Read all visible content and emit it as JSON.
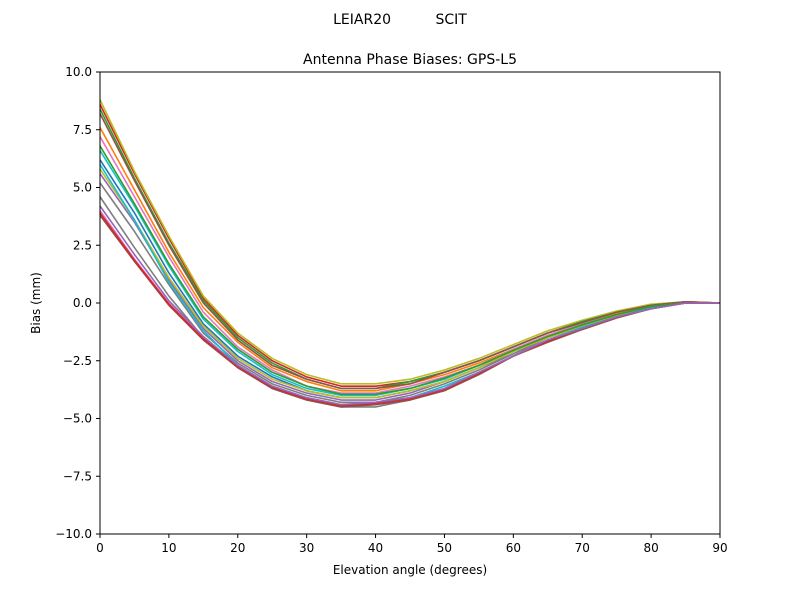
{
  "figure": {
    "suptitle": "LEIAR20          SCIT"
  },
  "chart_data": {
    "type": "line",
    "title": "Antenna Phase Biases: GPS-L5",
    "xlabel": "Elevation angle (degrees)",
    "ylabel": "Bias (mm)",
    "xlim": [
      0,
      90
    ],
    "ylim": [
      -10,
      10
    ],
    "xticks": [
      0,
      10,
      20,
      30,
      40,
      50,
      60,
      70,
      80,
      90
    ],
    "xtick_labels": [
      "0",
      "10",
      "20",
      "30",
      "40",
      "50",
      "60",
      "70",
      "80",
      "90"
    ],
    "yticks": [
      -10,
      -7.5,
      -5,
      -2.5,
      0,
      2.5,
      5,
      7.5,
      10
    ],
    "ytick_labels": [
      "−10.0",
      "−7.5",
      "−5.0",
      "−2.5",
      "0.0",
      "2.5",
      "5.0",
      "7.5",
      "10.0"
    ],
    "grid": false,
    "legend": "none",
    "x": [
      0,
      5,
      10,
      15,
      20,
      25,
      30,
      35,
      40,
      45,
      50,
      55,
      60,
      65,
      70,
      75,
      80,
      85,
      90
    ],
    "series": [
      {
        "color": "#d62728",
        "values": [
          8.6,
          5.6,
          2.8,
          0.2,
          -1.4,
          -2.5,
          -3.2,
          -3.6,
          -3.6,
          -3.4,
          -3.0,
          -2.5,
          -1.9,
          -1.3,
          -0.8,
          -0.4,
          -0.1,
          0.05,
          0.0
        ]
      },
      {
        "color": "#bcbd22",
        "values": [
          8.8,
          5.7,
          2.9,
          0.3,
          -1.3,
          -2.4,
          -3.1,
          -3.5,
          -3.5,
          -3.3,
          -2.9,
          -2.4,
          -1.8,
          -1.2,
          -0.75,
          -0.35,
          -0.05,
          0.05,
          0.0
        ]
      },
      {
        "color": "#2ca02c",
        "values": [
          8.4,
          5.4,
          2.6,
          0.1,
          -1.5,
          -2.6,
          -3.3,
          -3.7,
          -3.7,
          -3.4,
          -3.0,
          -2.5,
          -1.9,
          -1.3,
          -0.8,
          -0.4,
          -0.1,
          0.05,
          0.0
        ]
      },
      {
        "color": "#ff7f0e",
        "values": [
          7.6,
          4.9,
          2.2,
          -0.2,
          -1.7,
          -2.8,
          -3.4,
          -3.8,
          -3.8,
          -3.5,
          -3.1,
          -2.6,
          -2.0,
          -1.4,
          -0.9,
          -0.45,
          -0.1,
          0.0,
          0.0
        ]
      },
      {
        "color": "#e377c2",
        "values": [
          7.2,
          4.6,
          2.0,
          -0.4,
          -1.9,
          -2.9,
          -3.6,
          -3.9,
          -3.9,
          -3.6,
          -3.2,
          -2.7,
          -2.0,
          -1.4,
          -0.9,
          -0.5,
          -0.15,
          0.0,
          0.0
        ]
      },
      {
        "color": "#8c564b",
        "values": [
          8.2,
          5.3,
          2.5,
          0.0,
          -1.6,
          -2.7,
          -3.3,
          -3.7,
          -3.7,
          -3.5,
          -3.0,
          -2.5,
          -1.9,
          -1.3,
          -0.85,
          -0.4,
          -0.1,
          0.05,
          0.0
        ]
      },
      {
        "color": "#17becf",
        "values": [
          6.6,
          4.2,
          1.6,
          -0.7,
          -2.1,
          -3.1,
          -3.7,
          -4.0,
          -4.0,
          -3.7,
          -3.3,
          -2.7,
          -2.1,
          -1.5,
          -0.95,
          -0.5,
          -0.15,
          0.0,
          0.0
        ]
      },
      {
        "color": "#1f77b4",
        "values": [
          6.2,
          3.9,
          1.3,
          -0.9,
          -2.3,
          -3.2,
          -3.8,
          -4.1,
          -4.1,
          -3.8,
          -3.4,
          -2.8,
          -2.1,
          -1.5,
          -1.0,
          -0.55,
          -0.2,
          0.0,
          0.0
        ]
      },
      {
        "color": "#9467bd",
        "values": [
          5.6,
          3.5,
          1.0,
          -1.1,
          -2.5,
          -3.4,
          -3.9,
          -4.2,
          -4.2,
          -3.9,
          -3.4,
          -2.8,
          -2.2,
          -1.5,
          -1.0,
          -0.55,
          -0.2,
          0.0,
          0.0
        ]
      },
      {
        "color": "#7f7f7f",
        "values": [
          5.2,
          3.1,
          0.8,
          -1.3,
          -2.6,
          -3.5,
          -4.0,
          -4.3,
          -4.3,
          -4.0,
          -3.5,
          -2.9,
          -2.2,
          -1.6,
          -1.05,
          -0.6,
          -0.2,
          0.0,
          0.0
        ]
      },
      {
        "color": "#bcbd22",
        "values": [
          5.8,
          3.6,
          1.1,
          -1.0,
          -2.4,
          -3.3,
          -3.8,
          -4.1,
          -4.1,
          -3.8,
          -3.4,
          -2.8,
          -2.1,
          -1.5,
          -1.0,
          -0.55,
          -0.2,
          0.0,
          0.0
        ]
      },
      {
        "color": "#17becf",
        "values": [
          6.0,
          3.6,
          0.9,
          -1.2,
          -2.7,
          -3.6,
          -4.1,
          -4.4,
          -4.4,
          -4.1,
          -3.6,
          -3.0,
          -2.3,
          -1.6,
          -1.05,
          -0.6,
          -0.2,
          0.0,
          0.0
        ]
      },
      {
        "color": "#2ca02c",
        "values": [
          6.8,
          4.3,
          1.7,
          -0.6,
          -2.0,
          -3.0,
          -3.6,
          -3.95,
          -3.95,
          -3.7,
          -3.25,
          -2.7,
          -2.05,
          -1.45,
          -0.95,
          -0.5,
          -0.15,
          0.0,
          0.0
        ]
      },
      {
        "color": "#7f7f7f",
        "values": [
          4.6,
          2.4,
          0.3,
          -1.5,
          -2.8,
          -3.7,
          -4.2,
          -4.5,
          -4.5,
          -4.2,
          -3.7,
          -3.0,
          -2.3,
          -1.6,
          -1.1,
          -0.6,
          -0.25,
          0.0,
          0.0
        ]
      },
      {
        "color": "#e377c2",
        "values": [
          4.0,
          1.9,
          0.0,
          -1.5,
          -2.7,
          -3.6,
          -4.1,
          -4.4,
          -4.3,
          -4.1,
          -3.7,
          -3.0,
          -2.3,
          -1.6,
          -1.1,
          -0.6,
          -0.25,
          0.0,
          0.0
        ]
      },
      {
        "color": "#8c564b",
        "values": [
          3.8,
          1.8,
          -0.1,
          -1.6,
          -2.8,
          -3.7,
          -4.2,
          -4.5,
          -4.4,
          -4.2,
          -3.8,
          -3.1,
          -2.3,
          -1.7,
          -1.15,
          -0.65,
          -0.25,
          0.0,
          0.0
        ]
      },
      {
        "color": "#d62728",
        "values": [
          3.9,
          1.85,
          -0.05,
          -1.55,
          -2.75,
          -3.65,
          -4.15,
          -4.45,
          -4.35,
          -4.15,
          -3.75,
          -3.05,
          -2.3,
          -1.65,
          -1.1,
          -0.6,
          -0.25,
          0.0,
          0.0
        ]
      },
      {
        "color": "#9467bd",
        "values": [
          4.2,
          2.1,
          0.1,
          -1.45,
          -2.7,
          -3.6,
          -4.1,
          -4.4,
          -4.3,
          -4.1,
          -3.7,
          -3.0,
          -2.3,
          -1.6,
          -1.1,
          -0.6,
          -0.25,
          0.0,
          0.0
        ]
      }
    ]
  }
}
------------------------------------------------
_Written problem_
Transcribe the records above exactly, omitting every picture they contain.

_The solution_
Read all visible content and emit it as JSON.
{
  "figure": {
    "suptitle": "LEIAR20          SCIT"
  },
  "chart_data": {
    "type": "line",
    "title": "Antenna Phase Biases: GPS-L5",
    "xlabel": "Elevation angle (degrees)",
    "ylabel": "Bias (mm)",
    "xlim": [
      0,
      90
    ],
    "ylim": [
      -10,
      10
    ],
    "xticks": [
      0,
      10,
      20,
      30,
      40,
      50,
      60,
      70,
      80,
      90
    ],
    "xtick_labels": [
      "0",
      "10",
      "20",
      "30",
      "40",
      "50",
      "60",
      "70",
      "80",
      "90"
    ],
    "yticks": [
      -10,
      -7.5,
      -5,
      -2.5,
      0,
      2.5,
      5,
      7.5,
      10
    ],
    "ytick_labels": [
      "−10.0",
      "−7.5",
      "−5.0",
      "−2.5",
      "0.0",
      "2.5",
      "5.0",
      "7.5",
      "10.0"
    ],
    "grid": false,
    "legend": "none",
    "x": [
      0,
      5,
      10,
      15,
      20,
      25,
      30,
      35,
      40,
      45,
      50,
      55,
      60,
      65,
      70,
      75,
      80,
      85,
      90
    ],
    "series": [
      {
        "color": "#d62728",
        "values": [
          8.6,
          5.6,
          2.8,
          0.2,
          -1.4,
          -2.5,
          -3.2,
          -3.6,
          -3.6,
          -3.4,
          -3.0,
          -2.5,
          -1.9,
          -1.3,
          -0.8,
          -0.4,
          -0.1,
          0.05,
          0.0
        ]
      },
      {
        "color": "#bcbd22",
        "values": [
          8.8,
          5.7,
          2.9,
          0.3,
          -1.3,
          -2.4,
          -3.1,
          -3.5,
          -3.5,
          -3.3,
          -2.9,
          -2.4,
          -1.8,
          -1.2,
          -0.75,
          -0.35,
          -0.05,
          0.05,
          0.0
        ]
      },
      {
        "color": "#2ca02c",
        "values": [
          8.4,
          5.4,
          2.6,
          0.1,
          -1.5,
          -2.6,
          -3.3,
          -3.7,
          -3.7,
          -3.4,
          -3.0,
          -2.5,
          -1.9,
          -1.3,
          -0.8,
          -0.4,
          -0.1,
          0.05,
          0.0
        ]
      },
      {
        "color": "#ff7f0e",
        "values": [
          7.6,
          4.9,
          2.2,
          -0.2,
          -1.7,
          -2.8,
          -3.4,
          -3.8,
          -3.8,
          -3.5,
          -3.1,
          -2.6,
          -2.0,
          -1.4,
          -0.9,
          -0.45,
          -0.1,
          0.0,
          0.0
        ]
      },
      {
        "color": "#e377c2",
        "values": [
          7.2,
          4.6,
          2.0,
          -0.4,
          -1.9,
          -2.9,
          -3.6,
          -3.9,
          -3.9,
          -3.6,
          -3.2,
          -2.7,
          -2.0,
          -1.4,
          -0.9,
          -0.5,
          -0.15,
          0.0,
          0.0
        ]
      },
      {
        "color": "#8c564b",
        "values": [
          8.2,
          5.3,
          2.5,
          0.0,
          -1.6,
          -2.7,
          -3.3,
          -3.7,
          -3.7,
          -3.5,
          -3.0,
          -2.5,
          -1.9,
          -1.3,
          -0.85,
          -0.4,
          -0.1,
          0.05,
          0.0
        ]
      },
      {
        "color": "#17becf",
        "values": [
          6.6,
          4.2,
          1.6,
          -0.7,
          -2.1,
          -3.1,
          -3.7,
          -4.0,
          -4.0,
          -3.7,
          -3.3,
          -2.7,
          -2.1,
          -1.5,
          -0.95,
          -0.5,
          -0.15,
          0.0,
          0.0
        ]
      },
      {
        "color": "#1f77b4",
        "values": [
          6.2,
          3.9,
          1.3,
          -0.9,
          -2.3,
          -3.2,
          -3.8,
          -4.1,
          -4.1,
          -3.8,
          -3.4,
          -2.8,
          -2.1,
          -1.5,
          -1.0,
          -0.55,
          -0.2,
          0.0,
          0.0
        ]
      },
      {
        "color": "#9467bd",
        "values": [
          5.6,
          3.5,
          1.0,
          -1.1,
          -2.5,
          -3.4,
          -3.9,
          -4.2,
          -4.2,
          -3.9,
          -3.4,
          -2.8,
          -2.2,
          -1.5,
          -1.0,
          -0.55,
          -0.2,
          0.0,
          0.0
        ]
      },
      {
        "color": "#7f7f7f",
        "values": [
          5.2,
          3.1,
          0.8,
          -1.3,
          -2.6,
          -3.5,
          -4.0,
          -4.3,
          -4.3,
          -4.0,
          -3.5,
          -2.9,
          -2.2,
          -1.6,
          -1.05,
          -0.6,
          -0.2,
          0.0,
          0.0
        ]
      },
      {
        "color": "#bcbd22",
        "values": [
          5.8,
          3.6,
          1.1,
          -1.0,
          -2.4,
          -3.3,
          -3.8,
          -4.1,
          -4.1,
          -3.8,
          -3.4,
          -2.8,
          -2.1,
          -1.5,
          -1.0,
          -0.55,
          -0.2,
          0.0,
          0.0
        ]
      },
      {
        "color": "#17becf",
        "values": [
          6.0,
          3.6,
          0.9,
          -1.2,
          -2.7,
          -3.6,
          -4.1,
          -4.4,
          -4.4,
          -4.1,
          -3.6,
          -3.0,
          -2.3,
          -1.6,
          -1.05,
          -0.6,
          -0.2,
          0.0,
          0.0
        ]
      },
      {
        "color": "#2ca02c",
        "values": [
          6.8,
          4.3,
          1.7,
          -0.6,
          -2.0,
          -3.0,
          -3.6,
          -3.95,
          -3.95,
          -3.7,
          -3.25,
          -2.7,
          -2.05,
          -1.45,
          -0.95,
          -0.5,
          -0.15,
          0.0,
          0.0
        ]
      },
      {
        "color": "#7f7f7f",
        "values": [
          4.6,
          2.4,
          0.3,
          -1.5,
          -2.8,
          -3.7,
          -4.2,
          -4.5,
          -4.5,
          -4.2,
          -3.7,
          -3.0,
          -2.3,
          -1.6,
          -1.1,
          -0.6,
          -0.25,
          0.0,
          0.0
        ]
      },
      {
        "color": "#e377c2",
        "values": [
          4.0,
          1.9,
          0.0,
          -1.5,
          -2.7,
          -3.6,
          -4.1,
          -4.4,
          -4.3,
          -4.1,
          -3.7,
          -3.0,
          -2.3,
          -1.6,
          -1.1,
          -0.6,
          -0.25,
          0.0,
          0.0
        ]
      },
      {
        "color": "#8c564b",
        "values": [
          3.8,
          1.8,
          -0.1,
          -1.6,
          -2.8,
          -3.7,
          -4.2,
          -4.5,
          -4.4,
          -4.2,
          -3.8,
          -3.1,
          -2.3,
          -1.7,
          -1.15,
          -0.65,
          -0.25,
          0.0,
          0.0
        ]
      },
      {
        "color": "#d62728",
        "values": [
          3.9,
          1.85,
          -0.05,
          -1.55,
          -2.75,
          -3.65,
          -4.15,
          -4.45,
          -4.35,
          -4.15,
          -3.75,
          -3.05,
          -2.3,
          -1.65,
          -1.1,
          -0.6,
          -0.25,
          0.0,
          0.0
        ]
      },
      {
        "color": "#9467bd",
        "values": [
          4.2,
          2.1,
          0.1,
          -1.45,
          -2.7,
          -3.6,
          -4.1,
          -4.4,
          -4.3,
          -4.1,
          -3.7,
          -3.0,
          -2.3,
          -1.6,
          -1.1,
          -0.6,
          -0.25,
          0.0,
          0.0
        ]
      }
    ]
  }
}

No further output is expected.